[Dataset items]

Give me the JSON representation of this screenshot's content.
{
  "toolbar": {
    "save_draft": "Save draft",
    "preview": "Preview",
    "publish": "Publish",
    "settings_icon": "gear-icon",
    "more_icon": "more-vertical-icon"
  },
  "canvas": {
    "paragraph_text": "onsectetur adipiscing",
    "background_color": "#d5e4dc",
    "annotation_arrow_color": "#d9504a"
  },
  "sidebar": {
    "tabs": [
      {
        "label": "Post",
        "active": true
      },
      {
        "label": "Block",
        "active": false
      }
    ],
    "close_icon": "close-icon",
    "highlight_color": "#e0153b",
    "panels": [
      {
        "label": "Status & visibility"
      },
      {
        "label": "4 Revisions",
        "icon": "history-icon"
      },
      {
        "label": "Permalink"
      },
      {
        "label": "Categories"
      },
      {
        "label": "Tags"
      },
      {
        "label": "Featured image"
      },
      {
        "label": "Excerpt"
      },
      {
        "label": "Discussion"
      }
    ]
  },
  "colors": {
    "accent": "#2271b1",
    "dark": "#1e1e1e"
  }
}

YOUR INSTRUCTIONS
Extract the entries above verbatim.

FINISHED ANSWER
Give me the JSON representation of this screenshot's content.
{
  "toolbar": {
    "save_draft": "Save draft",
    "preview": "Preview",
    "publish": "Publish",
    "settings_icon": "gear-icon",
    "more_icon": "more-vertical-icon"
  },
  "canvas": {
    "paragraph_text": "onsectetur adipiscing",
    "background_color": "#d5e4dc",
    "annotation_arrow_color": "#d9504a"
  },
  "sidebar": {
    "tabs": [
      {
        "label": "Post",
        "active": true
      },
      {
        "label": "Block",
        "active": false
      }
    ],
    "close_icon": "close-icon",
    "highlight_color": "#e0153b",
    "panels": [
      {
        "label": "Status & visibility"
      },
      {
        "label": "4 Revisions",
        "icon": "history-icon"
      },
      {
        "label": "Permalink"
      },
      {
        "label": "Categories"
      },
      {
        "label": "Tags"
      },
      {
        "label": "Featured image"
      },
      {
        "label": "Excerpt"
      },
      {
        "label": "Discussion"
      }
    ]
  },
  "colors": {
    "accent": "#2271b1",
    "dark": "#1e1e1e"
  }
}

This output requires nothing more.